§ What you should do
Transcribe the records below exactly, leaving out any pictures.

§ Data records
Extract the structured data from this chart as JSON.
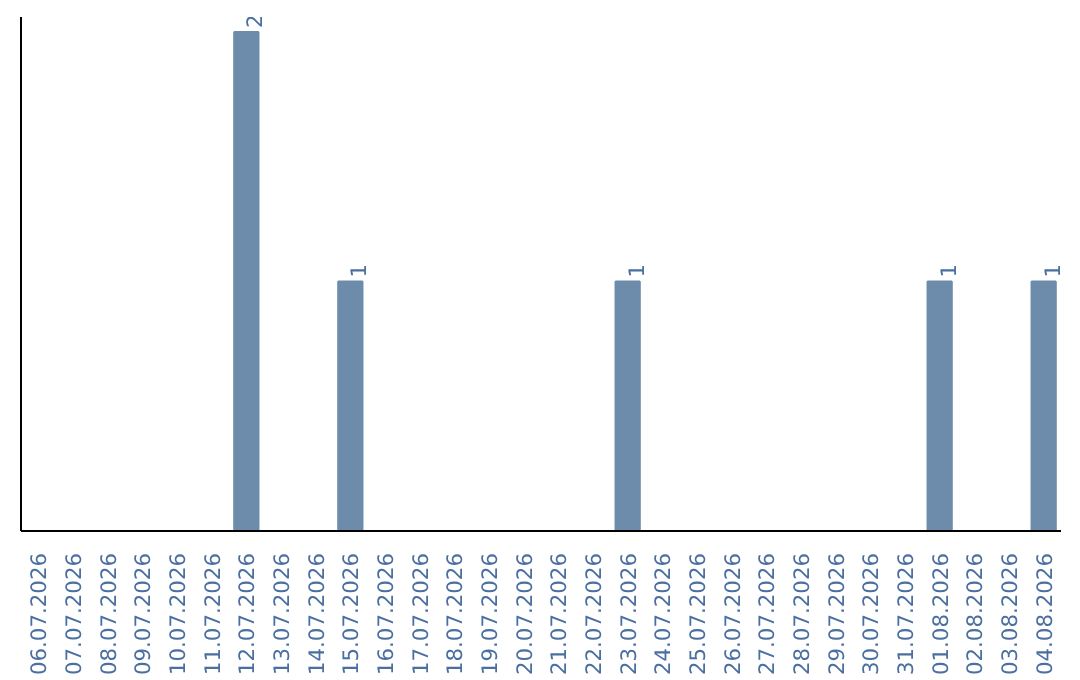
{
  "chart_data": {
    "type": "bar",
    "categories": [
      "06.07.2026",
      "07.07.2026",
      "08.07.2026",
      "09.07.2026",
      "10.07.2026",
      "11.07.2026",
      "12.07.2026",
      "13.07.2026",
      "14.07.2026",
      "15.07.2026",
      "16.07.2026",
      "17.07.2026",
      "18.07.2026",
      "19.07.2026",
      "20.07.2026",
      "21.07.2026",
      "22.07.2026",
      "23.07.2026",
      "24.07.2026",
      "25.07.2026",
      "26.07.2026",
      "27.07.2026",
      "28.07.2026",
      "29.07.2026",
      "30.07.2026",
      "31.07.2026",
      "01.08.2026",
      "02.08.2026",
      "03.08.2026",
      "04.08.2026"
    ],
    "values": [
      0,
      0,
      0,
      0,
      0,
      0,
      2,
      0,
      0,
      1,
      0,
      0,
      0,
      0,
      0,
      0,
      0,
      1,
      0,
      0,
      0,
      0,
      0,
      0,
      0,
      0,
      1,
      0,
      0,
      1
    ],
    "value_labels": [
      null,
      null,
      null,
      null,
      null,
      null,
      "2",
      null,
      null,
      "1",
      null,
      null,
      null,
      null,
      null,
      null,
      null,
      "1",
      null,
      null,
      null,
      null,
      null,
      null,
      null,
      null,
      "1",
      null,
      null,
      "1"
    ],
    "color": "#6d8cab"
  }
}
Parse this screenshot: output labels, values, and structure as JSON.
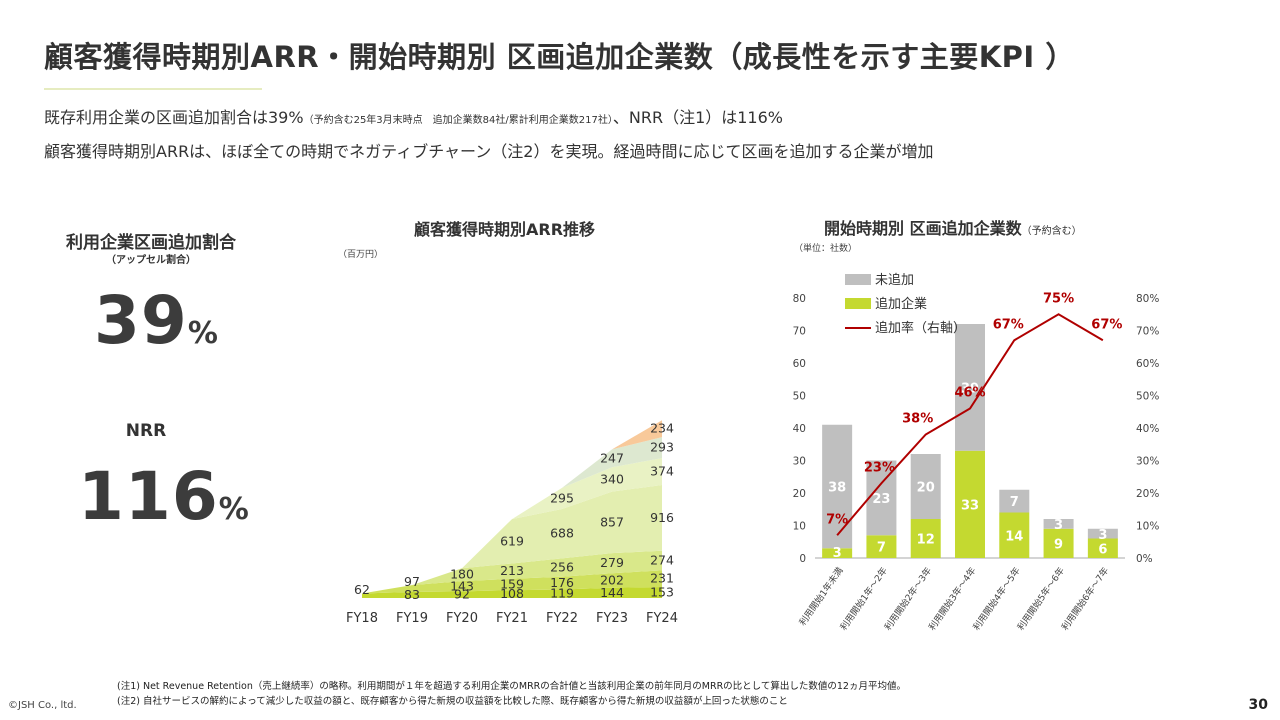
{
  "header": {
    "title": "顧客獲得時期別ARR・開始時期別 区画追加企業数（成長性を示す主要KPI ）",
    "line1_main": "既存利用企業の区画追加割合は39%",
    "line1_note_a": "（予約含む25年3月末時点　",
    "line1_note_b": "追加企業数84社/累計利用企業数217社）",
    "line1_tail": "、NRR（注1）は116%",
    "line2": "顧客獲得時期別ARRは、ほぼ全ての時期でネガティブチャーン（注2）を実現。経過時間に応じて区画を追加する企業が増加"
  },
  "kpi": {
    "upsell_label": "利用企業区画追加割合",
    "upsell_sublabel": "（アップセル割合）",
    "upsell_value": "39",
    "upsell_unit": "%",
    "nrr_label": "NRR",
    "nrr_value": "116",
    "nrr_unit": "%"
  },
  "arr_chart": {
    "title": "顧客獲得時期別ARR推移",
    "unit": "（百万円）"
  },
  "bar_chart": {
    "title": "開始時期別 区画追加企業数",
    "title_note": "（予約含む）",
    "unit": "（単位：社数）"
  },
  "colors": {
    "arr_layers": [
      "#c4d930",
      "#cfe05d",
      "#d9e88a",
      "#e3eeb0",
      "#e9f2c4",
      "#dde8d0",
      "#f8c99a",
      "#a9c8e8"
    ],
    "bar_gray": "#bfbfbf",
    "bar_green": "#c4d930",
    "line_red": "#b00000"
  },
  "chart_data": [
    {
      "type": "area",
      "title": "顧客獲得時期別ARR推移",
      "unit": "（百万円）",
      "x": [
        "FY18",
        "FY19",
        "FY20",
        "FY21",
        "FY22",
        "FY23",
        "FY24"
      ],
      "series": [
        {
          "values": [
            62,
            83,
            92,
            108,
            119,
            144,
            153
          ]
        },
        {
          "values": [
            null,
            97,
            143,
            159,
            176,
            202,
            231
          ]
        },
        {
          "values": [
            null,
            null,
            180,
            213,
            256,
            279,
            274
          ]
        },
        {
          "values": [
            null,
            null,
            null,
            619,
            688,
            857,
            916
          ]
        },
        {
          "values": [
            null,
            null,
            null,
            null,
            295,
            340,
            374
          ]
        },
        {
          "values": [
            null,
            null,
            null,
            null,
            null,
            247,
            293
          ]
        },
        {
          "values": [
            null,
            null,
            null,
            null,
            null,
            null,
            234
          ]
        }
      ]
    },
    {
      "type": "bar",
      "title": "開始時期別 区画追加企業数",
      "unit": "（単位：社数）",
      "categories": [
        "利用開始1年未満",
        "利用開始1年～2年",
        "利用開始2年～3年",
        "利用開始3年～4年",
        "利用開始4年～5年",
        "利用開始5年～6年",
        "利用開始6年～7年"
      ],
      "series": [
        {
          "name": "追加企業",
          "values": [
            3,
            7,
            12,
            33,
            14,
            9,
            6
          ]
        },
        {
          "name": "未追加",
          "values": [
            38,
            23,
            20,
            39,
            7,
            3,
            3
          ]
        },
        {
          "name": "追加率（右軸）",
          "values": [
            7,
            23,
            38,
            46,
            67,
            75,
            67
          ],
          "axis": "right"
        }
      ],
      "line_labels": [
        "7%",
        "23%",
        "38%",
        "46%",
        "67%",
        "75%",
        "67%"
      ],
      "ylim": [
        0,
        80
      ],
      "yticks": [
        "0",
        "10",
        "20",
        "30",
        "40",
        "50",
        "60",
        "70",
        "80"
      ],
      "y2lim": [
        0,
        80
      ],
      "y2ticks": [
        "0%",
        "10%",
        "20%",
        "30%",
        "40%",
        "50%",
        "60%",
        "70%",
        "80%"
      ],
      "legend": "top-left"
    }
  ],
  "footer": {
    "note1": "(注1) Net Revenue Retention（売上継続率）の略称。利用期間が１年を超過する利用企業のMRRの合計値と当該利用企業の前年同月のMRRの比として算出した数値の12ヵ月平均値。",
    "note2": "(注2) 自社サービスの解約によって減少した収益の額と、既存顧客から得た新規の収益額を比較した際、既存顧客から得た新規の収益額が上回った状態のこと",
    "copyright": "©JSH Co., ltd.",
    "page": "30"
  }
}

§ The reply
Extract the structured data from this chart as JSON.
{
  "chart_data": {
    "type": "bar",
    "categories": [
      "06.07.2026",
      "07.07.2026",
      "08.07.2026",
      "09.07.2026",
      "10.07.2026",
      "11.07.2026",
      "12.07.2026",
      "13.07.2026",
      "14.07.2026",
      "15.07.2026",
      "16.07.2026",
      "17.07.2026",
      "18.07.2026",
      "19.07.2026",
      "20.07.2026",
      "21.07.2026",
      "22.07.2026",
      "23.07.2026",
      "24.07.2026",
      "25.07.2026",
      "26.07.2026",
      "27.07.2026",
      "28.07.2026",
      "29.07.2026",
      "30.07.2026",
      "31.07.2026",
      "01.08.2026",
      "02.08.2026",
      "03.08.2026",
      "04.08.2026"
    ],
    "values": [
      0,
      0,
      0,
      0,
      0,
      0,
      2,
      0,
      0,
      1,
      0,
      0,
      0,
      0,
      0,
      0,
      0,
      1,
      0,
      0,
      0,
      0,
      0,
      0,
      0,
      0,
      1,
      0,
      0,
      1
    ],
    "value_labels": [
      null,
      null,
      null,
      null,
      null,
      null,
      "2",
      null,
      null,
      "1",
      null,
      null,
      null,
      null,
      null,
      null,
      null,
      "1",
      null,
      null,
      null,
      null,
      null,
      null,
      null,
      null,
      "1",
      null,
      null,
      "1"
    ],
    "color": "#6d8cab"
  }
}
Parse this screenshot: output labels, values, and structure as JSON.
{
  "header": {
    "title": "顧客獲得時期別ARR・開始時期別 区画追加企業数（成長性を示す主要KPI ）",
    "line1_main": "既存利用企業の区画追加割合は39%",
    "line1_note_a": "（予約含む25年3月末時点　",
    "line1_note_b": "追加企業数84社/累計利用企業数217社）",
    "line1_tail": "、NRR（注1）は116%",
    "line2": "顧客獲得時期別ARRは、ほぼ全ての時期でネガティブチャーン（注2）を実現。経過時間に応じて区画を追加する企業が増加"
  },
  "kpi": {
    "upsell_label": "利用企業区画追加割合",
    "upsell_sublabel": "（アップセル割合）",
    "upsell_value": "39",
    "upsell_unit": "%",
    "nrr_label": "NRR",
    "nrr_value": "116",
    "nrr_unit": "%"
  },
  "arr_chart": {
    "title": "顧客獲得時期別ARR推移",
    "unit": "（百万円）"
  },
  "bar_chart": {
    "title": "開始時期別 区画追加企業数",
    "title_note": "（予約含む）",
    "unit": "（単位：社数）"
  },
  "colors": {
    "arr_layers": [
      "#c4d930",
      "#cfe05d",
      "#d9e88a",
      "#e3eeb0",
      "#e9f2c4",
      "#dde8d0",
      "#f8c99a",
      "#a9c8e8"
    ],
    "bar_gray": "#bfbfbf",
    "bar_green": "#c4d930",
    "line_red": "#b00000"
  },
  "chart_data": [
    {
      "type": "area",
      "title": "顧客獲得時期別ARR推移",
      "unit": "（百万円）",
      "x": [
        "FY18",
        "FY19",
        "FY20",
        "FY21",
        "FY22",
        "FY23",
        "FY24"
      ],
      "series": [
        {
          "values": [
            62,
            83,
            92,
            108,
            119,
            144,
            153
          ]
        },
        {
          "values": [
            null,
            97,
            143,
            159,
            176,
            202,
            231
          ]
        },
        {
          "values": [
            null,
            null,
            180,
            213,
            256,
            279,
            274
          ]
        },
        {
          "values": [
            null,
            null,
            null,
            619,
            688,
            857,
            916
          ]
        },
        {
          "values": [
            null,
            null,
            null,
            null,
            295,
            340,
            374
          ]
        },
        {
          "values": [
            null,
            null,
            null,
            null,
            null,
            247,
            293
          ]
        },
        {
          "values": [
            null,
            null,
            null,
            null,
            null,
            null,
            234
          ]
        }
      ]
    },
    {
      "type": "bar",
      "title": "開始時期別 区画追加企業数",
      "unit": "（単位：社数）",
      "categories": [
        "利用開始1年未満",
        "利用開始1年～2年",
        "利用開始2年～3年",
        "利用開始3年～4年",
        "利用開始4年～5年",
        "利用開始5年～6年",
        "利用開始6年～7年"
      ],
      "series": [
        {
          "name": "追加企業",
          "values": [
            3,
            7,
            12,
            33,
            14,
            9,
            6
          ]
        },
        {
          "name": "未追加",
          "values": [
            38,
            23,
            20,
            39,
            7,
            3,
            3
          ]
        },
        {
          "name": "追加率（右軸）",
          "values": [
            7,
            23,
            38,
            46,
            67,
            75,
            67
          ],
          "axis": "right"
        }
      ],
      "line_labels": [
        "7%",
        "23%",
        "38%",
        "46%",
        "67%",
        "75%",
        "67%"
      ],
      "ylim": [
        0,
        80
      ],
      "yticks": [
        "0",
        "10",
        "20",
        "30",
        "40",
        "50",
        "60",
        "70",
        "80"
      ],
      "y2lim": [
        0,
        80
      ],
      "y2ticks": [
        "0%",
        "10%",
        "20%",
        "30%",
        "40%",
        "50%",
        "60%",
        "70%",
        "80%"
      ],
      "legend": "top-left"
    }
  ],
  "footer": {
    "note1": "(注1) Net Revenue Retention（売上継続率）の略称。利用期間が１年を超過する利用企業のMRRの合計値と当該利用企業の前年同月のMRRの比として算出した数値の12ヵ月平均値。",
    "note2": "(注2) 自社サービスの解約によって減少した収益の額と、既存顧客から得た新規の収益額を比較した際、既存顧客から得た新規の収益額が上回った状態のこと",
    "copyright": "©JSH Co., ltd.",
    "page": "30"
  }
}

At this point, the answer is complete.